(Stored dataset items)
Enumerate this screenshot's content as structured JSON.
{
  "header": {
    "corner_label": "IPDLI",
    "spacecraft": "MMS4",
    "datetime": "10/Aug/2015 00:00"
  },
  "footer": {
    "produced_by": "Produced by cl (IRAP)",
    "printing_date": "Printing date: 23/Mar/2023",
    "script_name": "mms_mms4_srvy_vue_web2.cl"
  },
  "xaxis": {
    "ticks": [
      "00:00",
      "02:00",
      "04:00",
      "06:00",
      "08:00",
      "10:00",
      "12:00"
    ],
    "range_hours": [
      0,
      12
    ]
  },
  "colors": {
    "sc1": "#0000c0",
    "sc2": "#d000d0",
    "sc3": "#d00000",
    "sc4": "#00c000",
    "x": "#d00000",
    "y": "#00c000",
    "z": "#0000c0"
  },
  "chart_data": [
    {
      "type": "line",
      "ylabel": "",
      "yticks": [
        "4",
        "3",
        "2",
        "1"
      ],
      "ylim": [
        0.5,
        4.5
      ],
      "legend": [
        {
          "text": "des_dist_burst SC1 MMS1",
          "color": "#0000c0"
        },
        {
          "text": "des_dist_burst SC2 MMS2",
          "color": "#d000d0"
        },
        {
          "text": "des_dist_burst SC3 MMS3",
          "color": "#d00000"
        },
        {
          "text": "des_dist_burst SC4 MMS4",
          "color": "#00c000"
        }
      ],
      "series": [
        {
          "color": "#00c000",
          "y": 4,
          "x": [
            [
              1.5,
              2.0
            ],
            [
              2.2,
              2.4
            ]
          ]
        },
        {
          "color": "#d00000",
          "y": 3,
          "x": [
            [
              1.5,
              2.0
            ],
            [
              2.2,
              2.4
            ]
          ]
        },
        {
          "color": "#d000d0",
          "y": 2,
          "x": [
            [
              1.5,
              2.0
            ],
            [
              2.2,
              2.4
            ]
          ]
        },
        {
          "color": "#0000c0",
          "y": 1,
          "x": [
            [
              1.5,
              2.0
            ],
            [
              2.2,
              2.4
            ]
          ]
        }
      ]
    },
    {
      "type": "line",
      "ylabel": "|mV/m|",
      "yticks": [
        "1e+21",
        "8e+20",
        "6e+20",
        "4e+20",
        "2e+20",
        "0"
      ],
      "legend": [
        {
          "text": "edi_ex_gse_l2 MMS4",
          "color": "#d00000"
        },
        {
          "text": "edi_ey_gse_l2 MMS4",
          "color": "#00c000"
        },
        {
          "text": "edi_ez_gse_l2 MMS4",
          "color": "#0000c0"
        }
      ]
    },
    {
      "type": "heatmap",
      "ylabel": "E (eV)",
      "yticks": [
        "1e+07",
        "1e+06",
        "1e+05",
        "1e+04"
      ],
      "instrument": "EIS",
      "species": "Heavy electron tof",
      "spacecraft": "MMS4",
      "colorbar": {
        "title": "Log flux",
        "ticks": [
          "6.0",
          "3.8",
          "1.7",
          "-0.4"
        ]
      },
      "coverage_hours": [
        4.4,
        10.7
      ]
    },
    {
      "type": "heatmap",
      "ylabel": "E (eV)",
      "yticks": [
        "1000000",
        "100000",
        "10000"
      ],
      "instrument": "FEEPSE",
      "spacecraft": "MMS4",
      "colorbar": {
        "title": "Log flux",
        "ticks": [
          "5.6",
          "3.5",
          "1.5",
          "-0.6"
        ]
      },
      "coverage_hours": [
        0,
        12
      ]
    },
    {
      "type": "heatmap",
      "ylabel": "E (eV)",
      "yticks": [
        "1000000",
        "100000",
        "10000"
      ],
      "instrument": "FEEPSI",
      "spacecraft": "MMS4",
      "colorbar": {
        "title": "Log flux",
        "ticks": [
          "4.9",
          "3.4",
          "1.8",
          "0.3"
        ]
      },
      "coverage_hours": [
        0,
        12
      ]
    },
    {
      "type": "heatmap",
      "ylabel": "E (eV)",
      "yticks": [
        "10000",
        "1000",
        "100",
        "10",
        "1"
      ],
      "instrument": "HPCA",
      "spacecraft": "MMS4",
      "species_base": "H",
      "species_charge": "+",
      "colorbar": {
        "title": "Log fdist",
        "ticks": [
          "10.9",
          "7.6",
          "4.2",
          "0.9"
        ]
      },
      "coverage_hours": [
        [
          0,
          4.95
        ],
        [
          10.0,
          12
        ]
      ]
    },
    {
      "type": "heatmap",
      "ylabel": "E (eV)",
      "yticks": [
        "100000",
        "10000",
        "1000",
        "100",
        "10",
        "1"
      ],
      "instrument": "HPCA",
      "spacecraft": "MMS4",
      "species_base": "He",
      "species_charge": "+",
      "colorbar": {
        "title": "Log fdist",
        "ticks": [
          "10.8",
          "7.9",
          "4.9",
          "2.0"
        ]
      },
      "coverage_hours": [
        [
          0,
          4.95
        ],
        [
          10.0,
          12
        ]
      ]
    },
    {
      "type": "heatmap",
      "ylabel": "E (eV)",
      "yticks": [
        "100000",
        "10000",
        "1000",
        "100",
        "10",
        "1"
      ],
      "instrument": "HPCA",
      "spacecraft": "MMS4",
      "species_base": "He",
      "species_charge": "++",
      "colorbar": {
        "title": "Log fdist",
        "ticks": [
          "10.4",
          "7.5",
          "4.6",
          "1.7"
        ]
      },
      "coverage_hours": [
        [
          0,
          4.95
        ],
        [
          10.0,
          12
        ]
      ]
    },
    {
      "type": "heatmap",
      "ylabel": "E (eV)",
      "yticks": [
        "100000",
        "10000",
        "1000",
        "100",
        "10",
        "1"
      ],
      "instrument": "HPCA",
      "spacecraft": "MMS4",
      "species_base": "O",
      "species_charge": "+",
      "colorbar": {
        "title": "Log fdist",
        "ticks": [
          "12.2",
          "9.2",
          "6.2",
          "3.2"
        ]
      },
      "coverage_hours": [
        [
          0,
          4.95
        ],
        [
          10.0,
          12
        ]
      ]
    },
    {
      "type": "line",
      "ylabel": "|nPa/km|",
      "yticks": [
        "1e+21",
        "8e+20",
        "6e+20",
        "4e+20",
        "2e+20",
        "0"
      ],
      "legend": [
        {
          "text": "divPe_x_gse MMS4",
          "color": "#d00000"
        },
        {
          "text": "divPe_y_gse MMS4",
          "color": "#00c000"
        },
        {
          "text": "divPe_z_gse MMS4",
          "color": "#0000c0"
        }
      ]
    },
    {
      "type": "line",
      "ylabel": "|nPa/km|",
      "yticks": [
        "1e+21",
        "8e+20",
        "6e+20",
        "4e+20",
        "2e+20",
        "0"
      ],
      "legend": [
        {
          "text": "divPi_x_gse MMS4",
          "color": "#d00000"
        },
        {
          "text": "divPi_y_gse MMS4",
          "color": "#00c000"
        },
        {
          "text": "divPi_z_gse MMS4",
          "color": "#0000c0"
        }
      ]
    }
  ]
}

Problem to solve: Retype the listing above in full, with no alterations.

Solution:
Enumerate this screenshot's content as structured JSON.
{
  "header": {
    "corner_label": "IPDLI",
    "spacecraft": "MMS4",
    "datetime": "10/Aug/2015 00:00"
  },
  "footer": {
    "produced_by": "Produced by cl (IRAP)",
    "printing_date": "Printing date: 23/Mar/2023",
    "script_name": "mms_mms4_srvy_vue_web2.cl"
  },
  "xaxis": {
    "ticks": [
      "00:00",
      "02:00",
      "04:00",
      "06:00",
      "08:00",
      "10:00",
      "12:00"
    ],
    "range_hours": [
      0,
      12
    ]
  },
  "colors": {
    "sc1": "#0000c0",
    "sc2": "#d000d0",
    "sc3": "#d00000",
    "sc4": "#00c000",
    "x": "#d00000",
    "y": "#00c000",
    "z": "#0000c0"
  },
  "chart_data": [
    {
      "type": "line",
      "ylabel": "",
      "yticks": [
        "4",
        "3",
        "2",
        "1"
      ],
      "ylim": [
        0.5,
        4.5
      ],
      "legend": [
        {
          "text": "des_dist_burst SC1 MMS1",
          "color": "#0000c0"
        },
        {
          "text": "des_dist_burst SC2 MMS2",
          "color": "#d000d0"
        },
        {
          "text": "des_dist_burst SC3 MMS3",
          "color": "#d00000"
        },
        {
          "text": "des_dist_burst SC4 MMS4",
          "color": "#00c000"
        }
      ],
      "series": [
        {
          "color": "#00c000",
          "y": 4,
          "x": [
            [
              1.5,
              2.0
            ],
            [
              2.2,
              2.4
            ]
          ]
        },
        {
          "color": "#d00000",
          "y": 3,
          "x": [
            [
              1.5,
              2.0
            ],
            [
              2.2,
              2.4
            ]
          ]
        },
        {
          "color": "#d000d0",
          "y": 2,
          "x": [
            [
              1.5,
              2.0
            ],
            [
              2.2,
              2.4
            ]
          ]
        },
        {
          "color": "#0000c0",
          "y": 1,
          "x": [
            [
              1.5,
              2.0
            ],
            [
              2.2,
              2.4
            ]
          ]
        }
      ]
    },
    {
      "type": "line",
      "ylabel": "|mV/m|",
      "yticks": [
        "1e+21",
        "8e+20",
        "6e+20",
        "4e+20",
        "2e+20",
        "0"
      ],
      "legend": [
        {
          "text": "edi_ex_gse_l2 MMS4",
          "color": "#d00000"
        },
        {
          "text": "edi_ey_gse_l2 MMS4",
          "color": "#00c000"
        },
        {
          "text": "edi_ez_gse_l2 MMS4",
          "color": "#0000c0"
        }
      ]
    },
    {
      "type": "heatmap",
      "ylabel": "E (eV)",
      "yticks": [
        "1e+07",
        "1e+06",
        "1e+05",
        "1e+04"
      ],
      "instrument": "EIS",
      "species": "Heavy electron tof",
      "spacecraft": "MMS4",
      "colorbar": {
        "title": "Log flux",
        "ticks": [
          "6.0",
          "3.8",
          "1.7",
          "-0.4"
        ]
      },
      "coverage_hours": [
        4.4,
        10.7
      ]
    },
    {
      "type": "heatmap",
      "ylabel": "E (eV)",
      "yticks": [
        "1000000",
        "100000",
        "10000"
      ],
      "instrument": "FEEPSE",
      "spacecraft": "MMS4",
      "colorbar": {
        "title": "Log flux",
        "ticks": [
          "5.6",
          "3.5",
          "1.5",
          "-0.6"
        ]
      },
      "coverage_hours": [
        0,
        12
      ]
    },
    {
      "type": "heatmap",
      "ylabel": "E (eV)",
      "yticks": [
        "1000000",
        "100000",
        "10000"
      ],
      "instrument": "FEEPSI",
      "spacecraft": "MMS4",
      "colorbar": {
        "title": "Log flux",
        "ticks": [
          "4.9",
          "3.4",
          "1.8",
          "0.3"
        ]
      },
      "coverage_hours": [
        0,
        12
      ]
    },
    {
      "type": "heatmap",
      "ylabel": "E (eV)",
      "yticks": [
        "10000",
        "1000",
        "100",
        "10",
        "1"
      ],
      "instrument": "HPCA",
      "spacecraft": "MMS4",
      "species_base": "H",
      "species_charge": "+",
      "colorbar": {
        "title": "Log fdist",
        "ticks": [
          "10.9",
          "7.6",
          "4.2",
          "0.9"
        ]
      },
      "coverage_hours": [
        [
          0,
          4.95
        ],
        [
          10.0,
          12
        ]
      ]
    },
    {
      "type": "heatmap",
      "ylabel": "E (eV)",
      "yticks": [
        "100000",
        "10000",
        "1000",
        "100",
        "10",
        "1"
      ],
      "instrument": "HPCA",
      "spacecraft": "MMS4",
      "species_base": "He",
      "species_charge": "+",
      "colorbar": {
        "title": "Log fdist",
        "ticks": [
          "10.8",
          "7.9",
          "4.9",
          "2.0"
        ]
      },
      "coverage_hours": [
        [
          0,
          4.95
        ],
        [
          10.0,
          12
        ]
      ]
    },
    {
      "type": "heatmap",
      "ylabel": "E (eV)",
      "yticks": [
        "100000",
        "10000",
        "1000",
        "100",
        "10",
        "1"
      ],
      "instrument": "HPCA",
      "spacecraft": "MMS4",
      "species_base": "He",
      "species_charge": "++",
      "colorbar": {
        "title": "Log fdist",
        "ticks": [
          "10.4",
          "7.5",
          "4.6",
          "1.7"
        ]
      },
      "coverage_hours": [
        [
          0,
          4.95
        ],
        [
          10.0,
          12
        ]
      ]
    },
    {
      "type": "heatmap",
      "ylabel": "E (eV)",
      "yticks": [
        "100000",
        "10000",
        "1000",
        "100",
        "10",
        "1"
      ],
      "instrument": "HPCA",
      "spacecraft": "MMS4",
      "species_base": "O",
      "species_charge": "+",
      "colorbar": {
        "title": "Log fdist",
        "ticks": [
          "12.2",
          "9.2",
          "6.2",
          "3.2"
        ]
      },
      "coverage_hours": [
        [
          0,
          4.95
        ],
        [
          10.0,
          12
        ]
      ]
    },
    {
      "type": "line",
      "ylabel": "|nPa/km|",
      "yticks": [
        "1e+21",
        "8e+20",
        "6e+20",
        "4e+20",
        "2e+20",
        "0"
      ],
      "legend": [
        {
          "text": "divPe_x_gse MMS4",
          "color": "#d00000"
        },
        {
          "text": "divPe_y_gse MMS4",
          "color": "#00c000"
        },
        {
          "text": "divPe_z_gse MMS4",
          "color": "#0000c0"
        }
      ]
    },
    {
      "type": "line",
      "ylabel": "|nPa/km|",
      "yticks": [
        "1e+21",
        "8e+20",
        "6e+20",
        "4e+20",
        "2e+20",
        "0"
      ],
      "legend": [
        {
          "text": "divPi_x_gse MMS4",
          "color": "#d00000"
        },
        {
          "text": "divPi_y_gse MMS4",
          "color": "#00c000"
        },
        {
          "text": "divPi_z_gse MMS4",
          "color": "#0000c0"
        }
      ]
    }
  ]
}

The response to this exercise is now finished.